In the data below, find every line that has the string "true", and copy it.

---- Records shown

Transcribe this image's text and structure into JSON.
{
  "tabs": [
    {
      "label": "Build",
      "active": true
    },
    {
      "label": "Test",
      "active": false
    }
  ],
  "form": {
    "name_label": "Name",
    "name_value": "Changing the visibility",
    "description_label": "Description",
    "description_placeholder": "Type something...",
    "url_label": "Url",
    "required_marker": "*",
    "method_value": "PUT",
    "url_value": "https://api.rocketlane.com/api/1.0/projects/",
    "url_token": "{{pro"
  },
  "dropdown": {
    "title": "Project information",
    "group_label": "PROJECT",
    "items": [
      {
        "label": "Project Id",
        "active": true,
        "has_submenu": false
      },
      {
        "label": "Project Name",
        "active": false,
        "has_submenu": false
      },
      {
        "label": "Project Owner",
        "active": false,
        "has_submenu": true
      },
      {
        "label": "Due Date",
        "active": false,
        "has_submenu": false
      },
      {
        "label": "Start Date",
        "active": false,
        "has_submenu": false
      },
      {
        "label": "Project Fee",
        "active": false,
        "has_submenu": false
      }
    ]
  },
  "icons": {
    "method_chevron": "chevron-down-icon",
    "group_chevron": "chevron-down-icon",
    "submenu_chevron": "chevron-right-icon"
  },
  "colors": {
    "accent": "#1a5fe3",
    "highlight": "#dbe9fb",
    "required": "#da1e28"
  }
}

--------

## Task answer
      "active": true
        "active": true,
        "has_submenu": true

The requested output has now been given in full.